[BEGIN Dataset extract]

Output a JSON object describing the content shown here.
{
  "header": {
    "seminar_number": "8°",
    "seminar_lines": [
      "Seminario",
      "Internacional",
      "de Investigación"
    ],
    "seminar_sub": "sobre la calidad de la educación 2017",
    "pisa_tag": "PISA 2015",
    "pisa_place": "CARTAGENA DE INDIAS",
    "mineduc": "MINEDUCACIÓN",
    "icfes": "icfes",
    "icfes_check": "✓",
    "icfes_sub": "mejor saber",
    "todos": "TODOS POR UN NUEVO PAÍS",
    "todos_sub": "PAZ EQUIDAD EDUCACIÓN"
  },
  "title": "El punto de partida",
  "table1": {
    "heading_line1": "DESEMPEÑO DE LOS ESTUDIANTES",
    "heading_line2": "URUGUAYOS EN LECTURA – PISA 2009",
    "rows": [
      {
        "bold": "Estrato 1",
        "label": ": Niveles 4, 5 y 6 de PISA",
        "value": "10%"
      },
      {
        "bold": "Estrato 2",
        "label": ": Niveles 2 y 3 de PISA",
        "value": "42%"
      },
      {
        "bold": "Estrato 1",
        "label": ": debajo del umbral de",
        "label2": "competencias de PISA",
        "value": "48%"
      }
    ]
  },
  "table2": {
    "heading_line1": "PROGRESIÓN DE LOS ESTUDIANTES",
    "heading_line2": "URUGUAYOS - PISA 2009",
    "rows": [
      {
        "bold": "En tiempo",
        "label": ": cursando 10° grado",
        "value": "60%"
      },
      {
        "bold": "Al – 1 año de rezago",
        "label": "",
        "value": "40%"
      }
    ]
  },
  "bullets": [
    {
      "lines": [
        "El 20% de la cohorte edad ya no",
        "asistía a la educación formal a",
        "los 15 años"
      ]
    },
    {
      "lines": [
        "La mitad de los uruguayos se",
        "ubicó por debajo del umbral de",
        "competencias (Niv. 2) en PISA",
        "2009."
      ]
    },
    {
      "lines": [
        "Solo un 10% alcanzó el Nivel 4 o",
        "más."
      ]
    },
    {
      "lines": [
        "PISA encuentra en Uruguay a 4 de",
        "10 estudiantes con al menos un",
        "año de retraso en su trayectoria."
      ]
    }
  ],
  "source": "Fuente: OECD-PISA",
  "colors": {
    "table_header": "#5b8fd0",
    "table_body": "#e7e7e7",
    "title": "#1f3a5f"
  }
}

[END Dataset extract]

> _Short exercise_
Copy, from the material above, each line in which the string "umbral" occurs.

> _Full answer_
        "label": ": debajo del umbral de",
        "ubicó por debajo del umbral de",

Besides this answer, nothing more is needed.